Text section:

******

By: Nick Engelfried 

September 19, 2010

As global warming continues to alter the Earth’s climate, the genetic diversity of food plants will become more and more important as a way to ensure survival for many crop species.  As climates change in countries all over the world, plants may react in unforeseen ways, and varieties that once thrived in a particular environment may no longer do well there.  Meanwhile global warming could cause the spread of plant diseases, posing challenges as farmers try to find more disease-resistant strains.  Now-obscure varieties of food plants, developed decades or centuries ago through years of methodical breeding, could help nations survive global warming by providing farmers with resistant genes to experiment with. 

But in the Russian village of Pavlovsk, close to the city of St. Petersburg, one of the world’s premiere strongholds of domestic plant diversity is now threatened with extinction.  The Vavilov Institute of Plant Industry, where scientists have bread rare and heirloom plant varieties for decades, is in danger of being auctioned off by the Russian government to real estate developers.

In a famous story from World War II, Russian scientists at the Vavilov Institute reportedly allowed themselves to starve to death rather than abandon their post guarding rare plant varieties against invading German forces.  Like scientists today, these researchers saw the Institute’s repository of plants a valuable resource for those seeking to develop new or better crops, and an asset for both Russia and global agriculture.  Yet in an age where agriculture is increasingly dominated by a few crop varieties mass-produced on industrial farms, collections like the Vavilov Institute’s are no longer as highly valued.  Now real estate companies are eyeing the lands around St. Petersburg, and have offered to buy up Institute land and convert it to housing developments.

******

Data drawn from a collection
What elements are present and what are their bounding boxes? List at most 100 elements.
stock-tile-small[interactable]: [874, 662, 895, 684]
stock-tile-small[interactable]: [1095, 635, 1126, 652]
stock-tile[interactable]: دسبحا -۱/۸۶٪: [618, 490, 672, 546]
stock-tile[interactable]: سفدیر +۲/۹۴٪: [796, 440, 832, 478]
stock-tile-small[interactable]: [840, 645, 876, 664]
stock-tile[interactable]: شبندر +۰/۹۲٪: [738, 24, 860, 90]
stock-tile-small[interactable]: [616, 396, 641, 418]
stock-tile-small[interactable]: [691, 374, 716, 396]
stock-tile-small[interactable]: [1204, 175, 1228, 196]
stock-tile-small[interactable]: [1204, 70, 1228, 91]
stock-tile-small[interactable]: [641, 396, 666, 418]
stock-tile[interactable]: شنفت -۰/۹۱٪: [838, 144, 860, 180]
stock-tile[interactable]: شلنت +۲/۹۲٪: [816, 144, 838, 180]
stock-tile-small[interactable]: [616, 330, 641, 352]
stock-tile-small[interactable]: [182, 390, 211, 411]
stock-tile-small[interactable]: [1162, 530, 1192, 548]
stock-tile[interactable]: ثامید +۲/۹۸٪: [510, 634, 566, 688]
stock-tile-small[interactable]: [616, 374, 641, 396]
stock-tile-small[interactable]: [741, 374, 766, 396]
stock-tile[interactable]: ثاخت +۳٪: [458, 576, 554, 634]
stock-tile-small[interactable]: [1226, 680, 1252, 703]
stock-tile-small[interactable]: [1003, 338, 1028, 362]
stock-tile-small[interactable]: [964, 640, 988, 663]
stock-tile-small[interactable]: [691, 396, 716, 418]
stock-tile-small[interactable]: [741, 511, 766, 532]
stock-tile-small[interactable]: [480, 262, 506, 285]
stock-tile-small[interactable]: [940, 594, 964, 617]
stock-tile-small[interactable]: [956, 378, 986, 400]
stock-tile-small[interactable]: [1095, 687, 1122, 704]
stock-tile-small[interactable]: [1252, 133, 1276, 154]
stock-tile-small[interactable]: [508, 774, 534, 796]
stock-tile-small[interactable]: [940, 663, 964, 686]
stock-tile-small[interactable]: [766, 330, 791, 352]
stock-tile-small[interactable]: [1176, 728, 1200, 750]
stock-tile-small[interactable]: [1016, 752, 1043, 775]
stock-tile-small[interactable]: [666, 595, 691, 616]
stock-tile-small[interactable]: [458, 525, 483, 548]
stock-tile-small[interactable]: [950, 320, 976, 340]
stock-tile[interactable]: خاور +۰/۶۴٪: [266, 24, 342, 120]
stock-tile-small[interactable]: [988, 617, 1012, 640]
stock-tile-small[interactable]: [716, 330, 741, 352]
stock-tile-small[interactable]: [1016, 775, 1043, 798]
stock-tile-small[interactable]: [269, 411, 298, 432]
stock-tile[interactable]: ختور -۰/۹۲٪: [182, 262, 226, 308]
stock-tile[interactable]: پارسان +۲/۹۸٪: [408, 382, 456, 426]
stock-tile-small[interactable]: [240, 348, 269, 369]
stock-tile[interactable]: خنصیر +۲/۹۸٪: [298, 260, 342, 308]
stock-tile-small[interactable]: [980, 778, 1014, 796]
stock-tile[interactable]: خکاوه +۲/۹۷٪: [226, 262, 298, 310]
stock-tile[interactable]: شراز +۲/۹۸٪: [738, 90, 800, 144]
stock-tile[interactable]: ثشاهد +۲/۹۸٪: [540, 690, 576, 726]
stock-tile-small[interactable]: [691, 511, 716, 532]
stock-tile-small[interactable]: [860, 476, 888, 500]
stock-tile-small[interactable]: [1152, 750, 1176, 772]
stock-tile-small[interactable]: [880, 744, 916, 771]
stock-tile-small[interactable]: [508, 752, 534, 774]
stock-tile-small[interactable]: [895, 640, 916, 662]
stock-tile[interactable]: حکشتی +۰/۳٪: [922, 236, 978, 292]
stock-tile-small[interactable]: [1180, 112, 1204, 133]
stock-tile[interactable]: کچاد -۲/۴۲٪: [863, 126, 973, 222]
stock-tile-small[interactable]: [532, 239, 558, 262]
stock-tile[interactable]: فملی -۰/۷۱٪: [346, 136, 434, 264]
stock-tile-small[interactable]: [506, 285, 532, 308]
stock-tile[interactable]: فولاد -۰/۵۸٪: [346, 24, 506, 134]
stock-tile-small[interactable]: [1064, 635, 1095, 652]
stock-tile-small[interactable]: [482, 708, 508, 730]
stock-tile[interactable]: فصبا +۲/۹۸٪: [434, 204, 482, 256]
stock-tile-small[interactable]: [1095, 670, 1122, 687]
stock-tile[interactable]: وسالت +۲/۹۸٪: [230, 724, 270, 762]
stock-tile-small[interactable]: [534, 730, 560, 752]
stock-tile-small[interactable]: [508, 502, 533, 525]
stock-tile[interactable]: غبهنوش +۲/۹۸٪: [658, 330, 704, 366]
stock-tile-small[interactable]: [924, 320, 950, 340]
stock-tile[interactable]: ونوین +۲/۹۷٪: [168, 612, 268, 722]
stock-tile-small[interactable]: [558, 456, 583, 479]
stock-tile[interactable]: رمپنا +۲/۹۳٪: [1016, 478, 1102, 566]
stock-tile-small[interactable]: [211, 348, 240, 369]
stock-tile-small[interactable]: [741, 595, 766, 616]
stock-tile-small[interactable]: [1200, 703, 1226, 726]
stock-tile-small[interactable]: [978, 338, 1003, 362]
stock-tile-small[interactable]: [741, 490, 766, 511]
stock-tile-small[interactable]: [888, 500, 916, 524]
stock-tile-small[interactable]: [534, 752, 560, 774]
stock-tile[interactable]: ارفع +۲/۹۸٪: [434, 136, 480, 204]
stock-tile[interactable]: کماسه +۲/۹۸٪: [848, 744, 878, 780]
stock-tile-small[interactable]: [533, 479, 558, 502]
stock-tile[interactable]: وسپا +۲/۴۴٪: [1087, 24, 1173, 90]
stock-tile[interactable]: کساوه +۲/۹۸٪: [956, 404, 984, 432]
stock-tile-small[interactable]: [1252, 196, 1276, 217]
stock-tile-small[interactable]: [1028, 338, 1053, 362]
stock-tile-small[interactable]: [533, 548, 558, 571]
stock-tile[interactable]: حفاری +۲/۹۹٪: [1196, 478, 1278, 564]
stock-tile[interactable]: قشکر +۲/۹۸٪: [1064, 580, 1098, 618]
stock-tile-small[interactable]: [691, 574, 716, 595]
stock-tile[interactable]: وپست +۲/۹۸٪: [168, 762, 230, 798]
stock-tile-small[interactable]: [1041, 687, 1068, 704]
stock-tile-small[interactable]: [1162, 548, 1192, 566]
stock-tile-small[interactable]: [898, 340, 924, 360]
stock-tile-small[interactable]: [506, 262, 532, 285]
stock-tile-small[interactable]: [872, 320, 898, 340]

******

Required work:
Answer these questions from the article about the Vavilov Institute, one per line:
1. What could global warming cause to spread, according to the article?
2. In which village is the Vavilov Institute of Plant Industry located?
3. To whom is the Russian government in danger of auctioning off the Institute?
Rely only on the article about the Vavilov Institute.

Written solution:
1. Plant diseases.
2. Pavlovsk, close to the city of St. Petersburg.
3. Real estate developers.